## REQUIREMENT
Gather each line of the records where "noise" appears.

(Figure content listings)

┄┄┄┄┄┄

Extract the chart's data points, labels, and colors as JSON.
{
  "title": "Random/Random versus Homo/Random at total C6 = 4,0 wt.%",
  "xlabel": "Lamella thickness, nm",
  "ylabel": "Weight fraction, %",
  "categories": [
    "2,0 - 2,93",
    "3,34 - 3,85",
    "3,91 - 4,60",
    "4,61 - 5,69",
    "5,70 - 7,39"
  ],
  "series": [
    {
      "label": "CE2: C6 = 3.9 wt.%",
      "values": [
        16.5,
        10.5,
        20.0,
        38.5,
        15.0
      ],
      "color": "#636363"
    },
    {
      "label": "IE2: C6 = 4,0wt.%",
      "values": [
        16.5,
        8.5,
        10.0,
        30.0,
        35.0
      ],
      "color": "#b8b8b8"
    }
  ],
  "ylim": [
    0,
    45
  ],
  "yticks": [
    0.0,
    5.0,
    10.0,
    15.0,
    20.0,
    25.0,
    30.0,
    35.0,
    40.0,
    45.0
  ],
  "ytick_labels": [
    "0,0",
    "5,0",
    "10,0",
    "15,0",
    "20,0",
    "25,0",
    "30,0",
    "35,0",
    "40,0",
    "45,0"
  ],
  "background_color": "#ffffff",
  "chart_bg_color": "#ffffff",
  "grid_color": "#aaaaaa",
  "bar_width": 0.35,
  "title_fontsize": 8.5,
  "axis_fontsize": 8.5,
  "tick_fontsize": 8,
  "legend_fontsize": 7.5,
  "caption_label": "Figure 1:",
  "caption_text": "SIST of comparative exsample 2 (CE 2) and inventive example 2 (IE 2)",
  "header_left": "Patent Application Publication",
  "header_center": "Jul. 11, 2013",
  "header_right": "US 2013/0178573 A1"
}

┄┄┄┄┄┄

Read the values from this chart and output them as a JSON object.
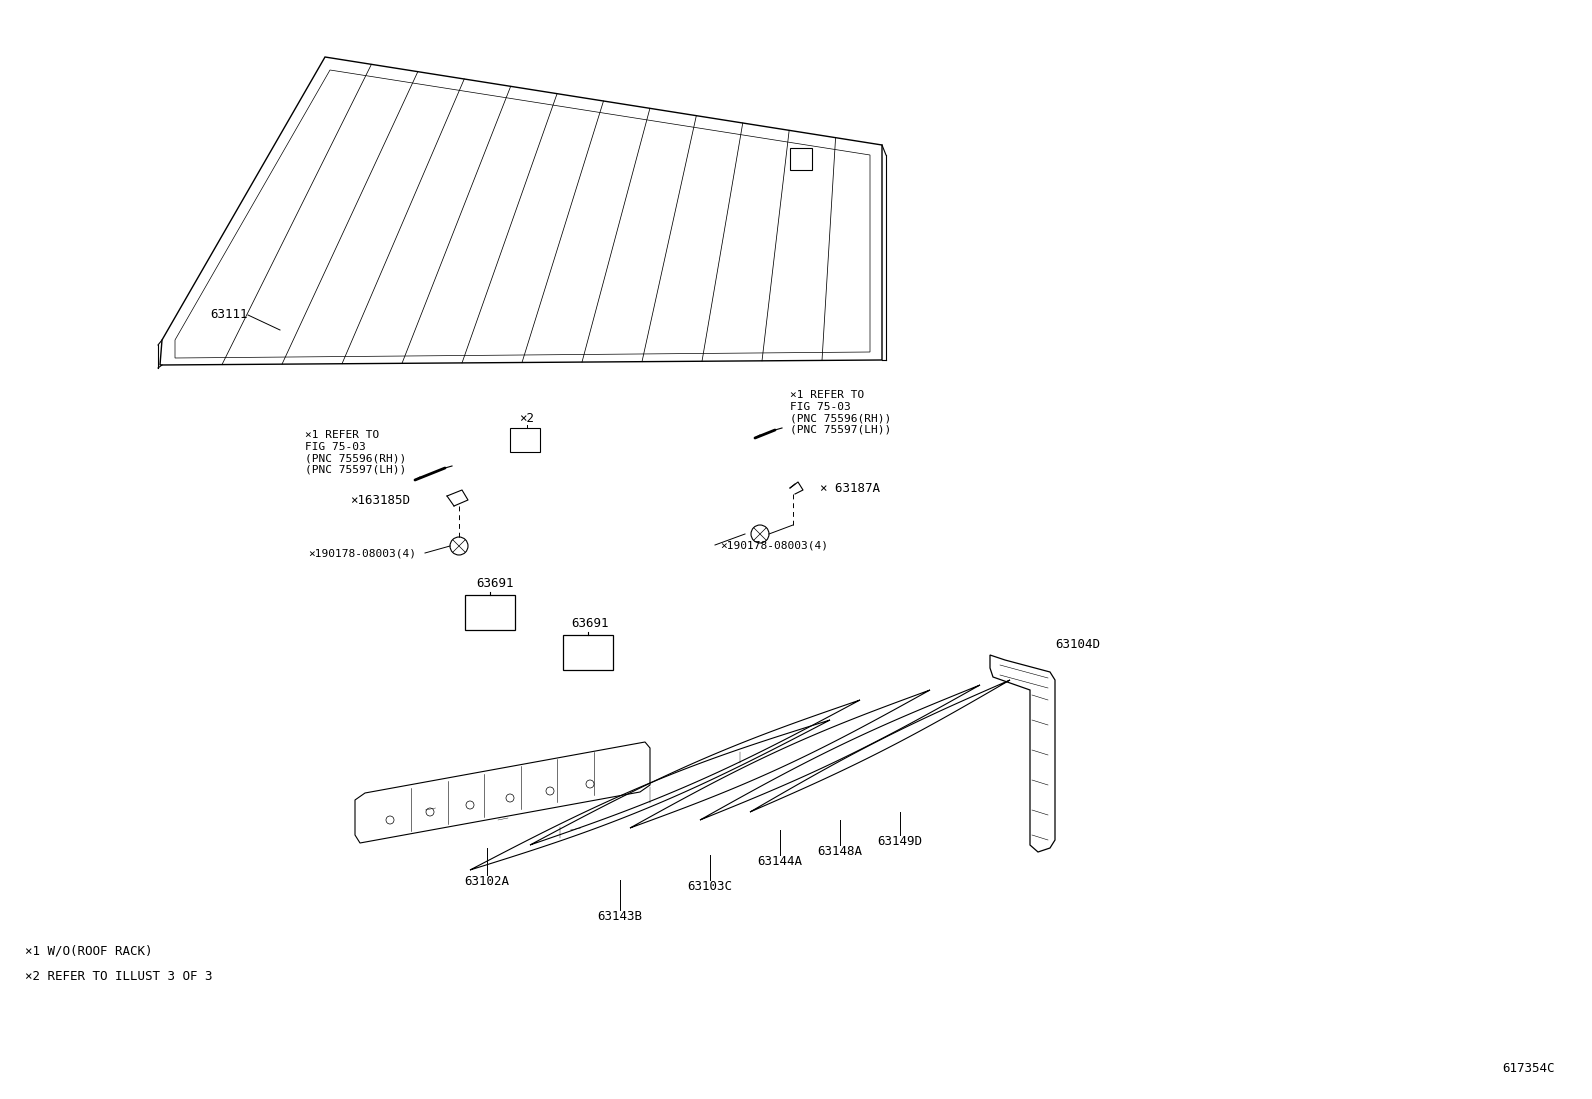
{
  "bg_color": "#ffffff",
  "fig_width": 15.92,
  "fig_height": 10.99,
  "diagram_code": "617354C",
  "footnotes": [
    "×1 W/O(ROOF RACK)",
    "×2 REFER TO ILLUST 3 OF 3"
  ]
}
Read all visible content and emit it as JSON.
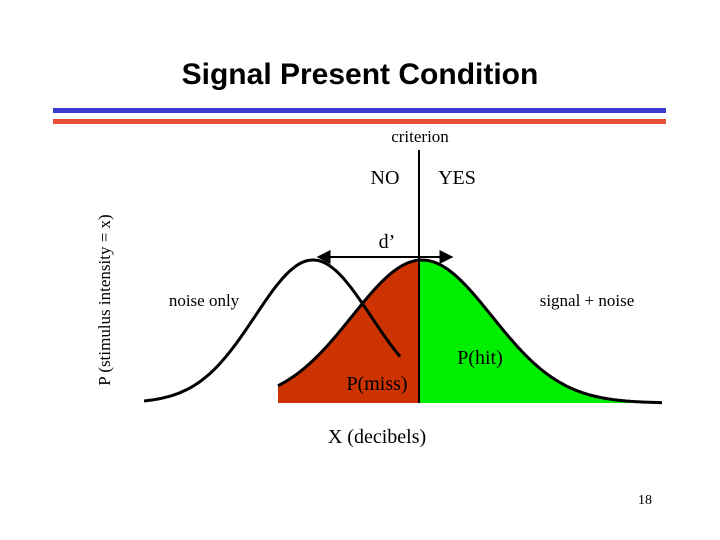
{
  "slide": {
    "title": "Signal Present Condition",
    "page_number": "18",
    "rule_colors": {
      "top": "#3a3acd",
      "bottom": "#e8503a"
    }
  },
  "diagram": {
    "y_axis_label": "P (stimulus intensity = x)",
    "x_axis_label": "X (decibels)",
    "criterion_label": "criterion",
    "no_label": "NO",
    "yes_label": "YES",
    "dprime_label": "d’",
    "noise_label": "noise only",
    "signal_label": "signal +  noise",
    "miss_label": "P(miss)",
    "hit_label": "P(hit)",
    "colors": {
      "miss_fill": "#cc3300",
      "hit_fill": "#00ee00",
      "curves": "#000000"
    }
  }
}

┄┄┄┄┄┄

## WRITTEN RESPONSE
    "noise_label": "noise only",
    "signal_label": "signal +  noise",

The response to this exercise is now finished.